Hanif Sjahbandi

Personal information
- Full name: Hanif Abdurrauf Sjahbandi
- Date of birth: 7 April 1997 (age 29)
- Place of birth: Bandung, Indonesia
- Height: 1.82 m (6 ft 0 in)
- Position: Midfielder

Team information
- Current team: Arema
- Number: 17

Youth career
- 2010–2012: Indonesia Football Academy
- 2012–2013: Jove Español
- 2013–2014: S.S. Reyes
- 2014–2015: Persib Bandung

Senior career*
- Years: Team / Apps / (Gls)
- 2015–2016: Persipasi Bandung Raya / 7 / (0)
- 2016: Persiba Balikpapan / 12 / (1)
- 2017–2022: Arema / 84 / (5)
- 2022–2026: Persija Jakarta / 98 / (6)
- 2026–: Arema / 0 / (0)

International career
- 2016: Indonesia U19 / 5 / (0)
- 2017–2019: Indonesia U23 / 15 / (1)
- 2017–2019: Indonesia / 7 / (0)

Medal record
Men's football
Representing Indonesia
Southeast Asian Games
| Bronze medal – third place | 2017 Kuala Lumpur | Team |
AFF U-22 Youth Championship
| Winner | 2019 Cambodia | Team |

= Hanif Sjahbandi =

Indonesian footballer

Hanif Abdurrauf Sjahbandi (born 7 April 1997) is an Indonesian professional footballer who plays as a midfielder for Super League club Arema.

==Early career==
His parents first enrolled Hanif into the Asian Soccer Academy (ASA) but found it unsatisfactory and eventually established their own football school called TwoTouch Football Academy to develop their child's talents. In July 2009, Hanif participated in a Manchester United Soccer School (MUSS) summer course in Indonesia, in which he was selected as one of the best students in his age group (12). That led him to an invitation to participate in MUSS's World Skills Final in December 2009.

Task statement — Condense the paragraph of the Hanif Sjahbandi text that begins "His parents first enrolled Hanif" into a short bulleted list of its main facts.

Data section —

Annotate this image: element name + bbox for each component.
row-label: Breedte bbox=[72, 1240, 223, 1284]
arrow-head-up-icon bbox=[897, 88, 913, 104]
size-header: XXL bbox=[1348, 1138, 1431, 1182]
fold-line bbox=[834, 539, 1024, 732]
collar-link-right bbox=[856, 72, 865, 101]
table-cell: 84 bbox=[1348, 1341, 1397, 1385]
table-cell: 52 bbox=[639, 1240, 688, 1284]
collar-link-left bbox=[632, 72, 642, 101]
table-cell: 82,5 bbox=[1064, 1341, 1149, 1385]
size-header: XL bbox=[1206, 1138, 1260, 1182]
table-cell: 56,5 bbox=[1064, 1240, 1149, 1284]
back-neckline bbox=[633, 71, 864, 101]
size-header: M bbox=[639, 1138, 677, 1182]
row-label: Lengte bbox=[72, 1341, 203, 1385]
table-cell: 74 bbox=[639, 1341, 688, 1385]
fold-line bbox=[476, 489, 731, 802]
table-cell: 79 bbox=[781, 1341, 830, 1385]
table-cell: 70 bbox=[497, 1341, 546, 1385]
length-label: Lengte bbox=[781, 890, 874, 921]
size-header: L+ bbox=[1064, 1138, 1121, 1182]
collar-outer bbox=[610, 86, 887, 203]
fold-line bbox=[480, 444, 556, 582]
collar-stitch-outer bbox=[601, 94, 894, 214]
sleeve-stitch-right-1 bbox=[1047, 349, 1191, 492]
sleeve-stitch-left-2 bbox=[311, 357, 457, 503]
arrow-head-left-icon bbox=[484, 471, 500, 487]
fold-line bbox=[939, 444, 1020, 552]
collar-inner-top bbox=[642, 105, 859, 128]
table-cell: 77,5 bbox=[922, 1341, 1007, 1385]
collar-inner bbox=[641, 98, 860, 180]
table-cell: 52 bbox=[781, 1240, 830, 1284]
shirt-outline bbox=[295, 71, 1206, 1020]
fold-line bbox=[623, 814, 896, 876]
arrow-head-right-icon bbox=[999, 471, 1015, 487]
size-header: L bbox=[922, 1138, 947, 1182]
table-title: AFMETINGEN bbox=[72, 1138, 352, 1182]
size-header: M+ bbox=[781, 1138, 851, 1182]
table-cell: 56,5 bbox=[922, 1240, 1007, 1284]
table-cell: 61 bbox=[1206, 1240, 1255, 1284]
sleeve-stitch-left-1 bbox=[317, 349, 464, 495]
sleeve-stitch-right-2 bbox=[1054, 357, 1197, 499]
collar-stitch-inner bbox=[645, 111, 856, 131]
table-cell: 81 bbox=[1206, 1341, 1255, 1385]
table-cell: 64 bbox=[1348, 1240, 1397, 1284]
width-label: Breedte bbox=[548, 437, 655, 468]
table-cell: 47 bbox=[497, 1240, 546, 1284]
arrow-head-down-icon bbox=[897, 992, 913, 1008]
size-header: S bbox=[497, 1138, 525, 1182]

Expected answer —
- His parents first enrolled him at the Asian Soccer Academy (ASA). They found it unsatisfactory and founded their own school, TwoTouch Football Academy, to develop his talents.
- In July 2009 he attended a Manchester United Soccer School (MUSS) summer course in Indonesia. He was picked as one of the best students in his age group (12).
- This led to an invitation to MUSS's World Skills Final in December 2009.